___ Stored rows ___
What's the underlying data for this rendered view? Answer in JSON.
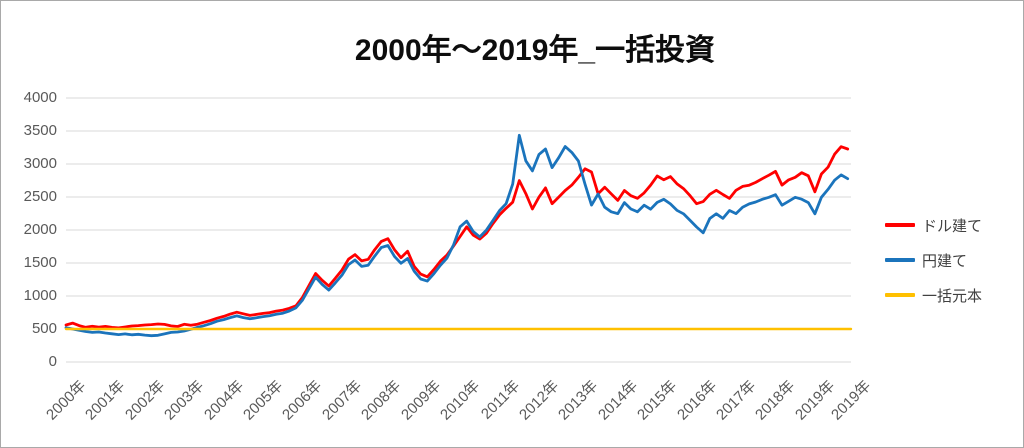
{
  "chart_data": {
    "type": "line",
    "title": "2000年～2019年_一括投資",
    "ylim": [
      0,
      4000
    ],
    "yticks": [
      0,
      500,
      1000,
      1500,
      2000,
      2500,
      3000,
      3500,
      4000
    ],
    "grid": "horizontal",
    "legend_position": "right",
    "total_months": 239,
    "step_months": 2,
    "colors": {
      "grid": "#d9d9d9",
      "axis_text": "#595959",
      "legend_text": "#404040",
      "title_text": "#0d0d0d",
      "series_red": "#ff0000",
      "series_blue": "#1b74bc",
      "series_gold": "#ffc000"
    },
    "xticks": [
      {
        "label": "2000年",
        "month": 0
      },
      {
        "label": "2001年",
        "month": 12
      },
      {
        "label": "2002年",
        "month": 24
      },
      {
        "label": "2003年",
        "month": 36
      },
      {
        "label": "2004年",
        "month": 48
      },
      {
        "label": "2005年",
        "month": 60
      },
      {
        "label": "2006年",
        "month": 72
      },
      {
        "label": "2007年",
        "month": 84
      },
      {
        "label": "2008年",
        "month": 96
      },
      {
        "label": "2009年",
        "month": 108
      },
      {
        "label": "2010年",
        "month": 120
      },
      {
        "label": "2011年",
        "month": 132
      },
      {
        "label": "2012年",
        "month": 144
      },
      {
        "label": "2013年",
        "month": 156
      },
      {
        "label": "2014年",
        "month": 168
      },
      {
        "label": "2015年",
        "month": 180
      },
      {
        "label": "2016年",
        "month": 192
      },
      {
        "label": "2017年",
        "month": 204
      },
      {
        "label": "2018年",
        "month": 216
      },
      {
        "label": "2019年",
        "month": 228
      },
      {
        "label": "2019年",
        "month": 239
      }
    ],
    "series": [
      {
        "name": "ドル建て",
        "color": "#ff0000",
        "stroke_width": 2.8,
        "values": [
          560,
          590,
          552,
          526,
          541,
          529,
          540,
          524,
          516,
          531,
          546,
          551,
          561,
          566,
          576,
          569,
          547,
          538,
          571,
          558,
          572,
          601,
          629,
          664,
          691,
          726,
          754,
          731,
          706,
          721,
          736,
          749,
          771,
          786,
          814,
          851,
          981,
          1162,
          1341,
          1238,
          1152,
          1268,
          1392,
          1558,
          1628,
          1532,
          1556,
          1701,
          1828,
          1868,
          1702,
          1581,
          1679,
          1448,
          1332,
          1291,
          1402,
          1528,
          1621,
          1759,
          1902,
          2048,
          1921,
          1862,
          1951,
          2099,
          2231,
          2329,
          2421,
          2748,
          2552,
          2318,
          2498,
          2638,
          2398,
          2498,
          2598,
          2680,
          2798,
          2928,
          2879,
          2548,
          2649,
          2548,
          2449,
          2598,
          2519,
          2481,
          2562,
          2679,
          2818,
          2761,
          2809,
          2701,
          2628,
          2519,
          2398,
          2431,
          2541,
          2601,
          2538,
          2479,
          2602,
          2661,
          2679,
          2721,
          2778,
          2831,
          2888,
          2681,
          2759,
          2798,
          2868,
          2821,
          2579,
          2848,
          2951,
          3148,
          3262,
          3228
        ]
      },
      {
        "name": "円建て",
        "color": "#1b74bc",
        "stroke_width": 2.8,
        "values": [
          520,
          500,
          480,
          462,
          448,
          455,
          440,
          428,
          415,
          425,
          412,
          420,
          408,
          398,
          405,
          425,
          448,
          455,
          470,
          495,
          525,
          550,
          580,
          618,
          642,
          672,
          698,
          672,
          654,
          669,
          688,
          702,
          724,
          740,
          772,
          819,
          938,
          1115,
          1285,
          1176,
          1090,
          1198,
          1315,
          1476,
          1545,
          1448,
          1466,
          1605,
          1735,
          1765,
          1600,
          1495,
          1568,
          1376,
          1258,
          1226,
          1338,
          1465,
          1576,
          1778,
          2048,
          2135,
          1976,
          1895,
          1998,
          2146,
          2295,
          2398,
          2695,
          3435,
          3048,
          2895,
          3145,
          3228,
          2945,
          3095,
          3265,
          3176,
          3045,
          2695,
          2378,
          2545,
          2346,
          2275,
          2248,
          2415,
          2318,
          2275,
          2376,
          2315,
          2418,
          2465,
          2395,
          2298,
          2245,
          2145,
          2045,
          1958,
          2175,
          2245,
          2176,
          2295,
          2248,
          2345,
          2395,
          2425,
          2465,
          2495,
          2535,
          2376,
          2435,
          2495,
          2466,
          2415,
          2246,
          2495,
          2615,
          2755,
          2835,
          2778
        ]
      },
      {
        "name": "一括元本",
        "color": "#ffc000",
        "stroke_width": 2.4,
        "x": [
          0,
          239
        ],
        "values": [
          500,
          500
        ]
      }
    ]
  }
}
___
Given exercise: Copy the whole of the material above exactly, but not its images.

Solution for this task:
What's the underlying data for this rendered view? Answer in JSON.
{
  "chart_data": {
    "type": "line",
    "title": "2000年～2019年_一括投資",
    "ylim": [
      0,
      4000
    ],
    "yticks": [
      0,
      500,
      1000,
      1500,
      2000,
      2500,
      3000,
      3500,
      4000
    ],
    "grid": "horizontal",
    "legend_position": "right",
    "total_months": 239,
    "step_months": 2,
    "colors": {
      "grid": "#d9d9d9",
      "axis_text": "#595959",
      "legend_text": "#404040",
      "title_text": "#0d0d0d",
      "series_red": "#ff0000",
      "series_blue": "#1b74bc",
      "series_gold": "#ffc000"
    },
    "xticks": [
      {
        "label": "2000年",
        "month": 0
      },
      {
        "label": "2001年",
        "month": 12
      },
      {
        "label": "2002年",
        "month": 24
      },
      {
        "label": "2003年",
        "month": 36
      },
      {
        "label": "2004年",
        "month": 48
      },
      {
        "label": "2005年",
        "month": 60
      },
      {
        "label": "2006年",
        "month": 72
      },
      {
        "label": "2007年",
        "month": 84
      },
      {
        "label": "2008年",
        "month": 96
      },
      {
        "label": "2009年",
        "month": 108
      },
      {
        "label": "2010年",
        "month": 120
      },
      {
        "label": "2011年",
        "month": 132
      },
      {
        "label": "2012年",
        "month": 144
      },
      {
        "label": "2013年",
        "month": 156
      },
      {
        "label": "2014年",
        "month": 168
      },
      {
        "label": "2015年",
        "month": 180
      },
      {
        "label": "2016年",
        "month": 192
      },
      {
        "label": "2017年",
        "month": 204
      },
      {
        "label": "2018年",
        "month": 216
      },
      {
        "label": "2019年",
        "month": 228
      },
      {
        "label": "2019年",
        "month": 239
      }
    ],
    "series": [
      {
        "name": "ドル建て",
        "color": "#ff0000",
        "stroke_width": 2.8,
        "values": [
          560,
          590,
          552,
          526,
          541,
          529,
          540,
          524,
          516,
          531,
          546,
          551,
          561,
          566,
          576,
          569,
          547,
          538,
          571,
          558,
          572,
          601,
          629,
          664,
          691,
          726,
          754,
          731,
          706,
          721,
          736,
          749,
          771,
          786,
          814,
          851,
          981,
          1162,
          1341,
          1238,
          1152,
          1268,
          1392,
          1558,
          1628,
          1532,
          1556,
          1701,
          1828,
          1868,
          1702,
          1581,
          1679,
          1448,
          1332,
          1291,
          1402,
          1528,
          1621,
          1759,
          1902,
          2048,
          1921,
          1862,
          1951,
          2099,
          2231,
          2329,
          2421,
          2748,
          2552,
          2318,
          2498,
          2638,
          2398,
          2498,
          2598,
          2680,
          2798,
          2928,
          2879,
          2548,
          2649,
          2548,
          2449,
          2598,
          2519,
          2481,
          2562,
          2679,
          2818,
          2761,
          2809,
          2701,
          2628,
          2519,
          2398,
          2431,
          2541,
          2601,
          2538,
          2479,
          2602,
          2661,
          2679,
          2721,
          2778,
          2831,
          2888,
          2681,
          2759,
          2798,
          2868,
          2821,
          2579,
          2848,
          2951,
          3148,
          3262,
          3228
        ]
      },
      {
        "name": "円建て",
        "color": "#1b74bc",
        "stroke_width": 2.8,
        "values": [
          520,
          500,
          480,
          462,
          448,
          455,
          440,
          428,
          415,
          425,
          412,
          420,
          408,
          398,
          405,
          425,
          448,
          455,
          470,
          495,
          525,
          550,
          580,
          618,
          642,
          672,
          698,
          672,
          654,
          669,
          688,
          702,
          724,
          740,
          772,
          819,
          938,
          1115,
          1285,
          1176,
          1090,
          1198,
          1315,
          1476,
          1545,
          1448,
          1466,
          1605,
          1735,
          1765,
          1600,
          1495,
          1568,
          1376,
          1258,
          1226,
          1338,
          1465,
          1576,
          1778,
          2048,
          2135,
          1976,
          1895,
          1998,
          2146,
          2295,
          2398,
          2695,
          3435,
          3048,
          2895,
          3145,
          3228,
          2945,
          3095,
          3265,
          3176,
          3045,
          2695,
          2378,
          2545,
          2346,
          2275,
          2248,
          2415,
          2318,
          2275,
          2376,
          2315,
          2418,
          2465,
          2395,
          2298,
          2245,
          2145,
          2045,
          1958,
          2175,
          2245,
          2176,
          2295,
          2248,
          2345,
          2395,
          2425,
          2465,
          2495,
          2535,
          2376,
          2435,
          2495,
          2466,
          2415,
          2246,
          2495,
          2615,
          2755,
          2835,
          2778
        ]
      },
      {
        "name": "一括元本",
        "color": "#ffc000",
        "stroke_width": 2.4,
        "x": [
          0,
          239
        ],
        "values": [
          500,
          500
        ]
      }
    ]
  }
}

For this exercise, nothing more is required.